▶ WORK TO DO
Transcribe the records that follow, preserving every word.

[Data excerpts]
■ ■ ■
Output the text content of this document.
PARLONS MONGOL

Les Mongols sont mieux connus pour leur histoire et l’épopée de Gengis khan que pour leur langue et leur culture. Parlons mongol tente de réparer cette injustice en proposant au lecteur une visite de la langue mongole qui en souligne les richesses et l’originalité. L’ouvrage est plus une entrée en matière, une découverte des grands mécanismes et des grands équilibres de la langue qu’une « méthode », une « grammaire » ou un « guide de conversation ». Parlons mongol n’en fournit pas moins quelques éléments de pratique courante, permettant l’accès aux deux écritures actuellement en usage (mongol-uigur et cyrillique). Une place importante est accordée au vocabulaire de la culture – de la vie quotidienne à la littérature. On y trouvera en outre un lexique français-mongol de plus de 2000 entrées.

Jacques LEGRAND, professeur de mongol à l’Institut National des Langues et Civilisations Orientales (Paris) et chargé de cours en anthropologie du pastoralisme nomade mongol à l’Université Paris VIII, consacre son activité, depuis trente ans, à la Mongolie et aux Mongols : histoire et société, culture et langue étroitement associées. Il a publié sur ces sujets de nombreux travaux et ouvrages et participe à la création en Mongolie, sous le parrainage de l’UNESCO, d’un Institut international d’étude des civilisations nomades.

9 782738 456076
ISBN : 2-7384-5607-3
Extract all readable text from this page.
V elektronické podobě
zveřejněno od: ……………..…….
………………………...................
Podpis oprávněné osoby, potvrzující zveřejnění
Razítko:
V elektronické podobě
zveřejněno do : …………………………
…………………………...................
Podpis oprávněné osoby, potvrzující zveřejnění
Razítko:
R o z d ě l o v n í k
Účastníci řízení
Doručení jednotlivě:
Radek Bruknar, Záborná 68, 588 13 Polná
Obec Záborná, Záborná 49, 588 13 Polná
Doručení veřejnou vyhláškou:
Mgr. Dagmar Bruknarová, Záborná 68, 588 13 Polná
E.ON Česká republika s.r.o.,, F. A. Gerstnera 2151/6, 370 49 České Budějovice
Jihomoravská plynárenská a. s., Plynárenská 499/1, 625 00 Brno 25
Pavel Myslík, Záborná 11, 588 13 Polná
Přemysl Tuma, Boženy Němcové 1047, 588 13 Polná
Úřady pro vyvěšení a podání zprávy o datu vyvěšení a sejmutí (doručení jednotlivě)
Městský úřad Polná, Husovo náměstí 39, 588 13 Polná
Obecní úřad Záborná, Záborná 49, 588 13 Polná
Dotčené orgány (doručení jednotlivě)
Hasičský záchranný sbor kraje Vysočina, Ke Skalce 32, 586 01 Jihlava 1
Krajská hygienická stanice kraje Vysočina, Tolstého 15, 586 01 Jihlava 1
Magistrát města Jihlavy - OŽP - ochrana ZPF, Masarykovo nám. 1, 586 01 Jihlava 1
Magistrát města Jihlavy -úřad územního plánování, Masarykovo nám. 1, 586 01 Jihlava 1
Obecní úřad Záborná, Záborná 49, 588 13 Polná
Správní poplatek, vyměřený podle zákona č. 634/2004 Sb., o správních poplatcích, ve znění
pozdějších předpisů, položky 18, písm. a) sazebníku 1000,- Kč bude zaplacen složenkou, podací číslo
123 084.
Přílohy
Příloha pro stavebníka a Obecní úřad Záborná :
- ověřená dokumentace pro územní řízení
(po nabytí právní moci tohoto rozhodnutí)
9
■ ■ ■
▶ SOLUTION TO THE EXERCISE
Output the text content of this document.
PARLONS MONGOL

Les Mongols sont mieux connus pour leur histoire et l’épopée de Gengis khan que pour leur langue et leur culture. Parlons mongol tente de réparer cette injustice en proposant au lecteur une visite de la langue mongole qui en souligne les richesses et l’originalité. L’ouvrage est plus une entrée en matière, une découverte des grands mécanismes et des grands équilibres de la langue qu’une « méthode », une « grammaire » ou un « guide de conversation ». Parlons mongol n’en fournit pas moins quelques éléments de pratique courante, permettant l’accès aux deux écritures actuellement en usage (mongol-uigur et cyrillique). Une place importante est accordée au vocabulaire de la culture – de la vie quotidienne à la littérature. On y trouvera en outre un lexique français-mongol de plus de 2000 entrées.

Jacques LEGRAND, professeur de mongol à l’Institut National des Langues et Civilisations Orientales (Paris) et chargé de cours en anthropologie du pastoralisme nomade mongol à l’Université Paris VIII, consacre son activité, depuis trente ans, à la Mongolie et aux Mongols : histoire et société, culture et langue étroitement associées. Il a publié sur ces sujets de nombreux travaux et ouvrages et participe à la création en Mongolie, sous le parrainage de l’UNESCO, d’un Institut international d’étude des civilisations nomades.

9 782738 456076
ISBN : 2-7384-5607-3
Extract all readable text from this page.
V elektronické podobě
zveřejněno od: ……………..…….
………………………...................
Podpis oprávněné osoby, potvrzující zveřejnění
Razítko:
V elektronické podobě
zveřejněno do : …………………………
…………………………...................
Podpis oprávněné osoby, potvrzující zveřejnění
Razítko:
R o z d ě l o v n í k
Účastníci řízení
Doručení jednotlivě:
Radek Bruknar, Záborná 68, 588 13 Polná
Obec Záborná, Záborná 49, 588 13 Polná
Doručení veřejnou vyhláškou:
Mgr. Dagmar Bruknarová, Záborná 68, 588 13 Polná
E.ON Česká republika s.r.o.,, F. A. Gerstnera 2151/6, 370 49 České Budějovice
Jihomoravská plynárenská a. s., Plynárenská 499/1, 625 00 Brno 25
Pavel Myslík, Záborná 11, 588 13 Polná
Přemysl Tuma, Boženy Němcové 1047, 588 13 Polná
Úřady pro vyvěšení a podání zprávy o datu vyvěšení a sejmutí (doručení jednotlivě)
Městský úřad Polná, Husovo náměstí 39, 588 13 Polná
Obecní úřad Záborná, Záborná 49, 588 13 Polná
Dotčené orgány (doručení jednotlivě)
Hasičský záchranný sbor kraje Vysočina, Ke Skalce 32, 586 01 Jihlava 1
Krajská hygienická stanice kraje Vysočina, Tolstého 15, 586 01 Jihlava 1
Magistrát města Jihlavy - OŽP - ochrana ZPF, Masarykovo nám. 1, 586 01 Jihlava 1
Magistrát města Jihlavy -úřad územního plánování, Masarykovo nám. 1, 586 01 Jihlava 1
Obecní úřad Záborná, Záborná 49, 588 13 Polná
Správní poplatek, vyměřený podle zákona č. 634/2004 Sb., o správních poplatcích, ve znění
pozdějších předpisů, položky 18, písm. a) sazebníku 1000,- Kč bude zaplacen složenkou, podací číslo
123 084.
Přílohy
Příloha pro stavebníka a Obecní úřad Záborná :
- ověřená dokumentace pro územní řízení
(po nabytí právní moci tohoto rozhodnutí)
9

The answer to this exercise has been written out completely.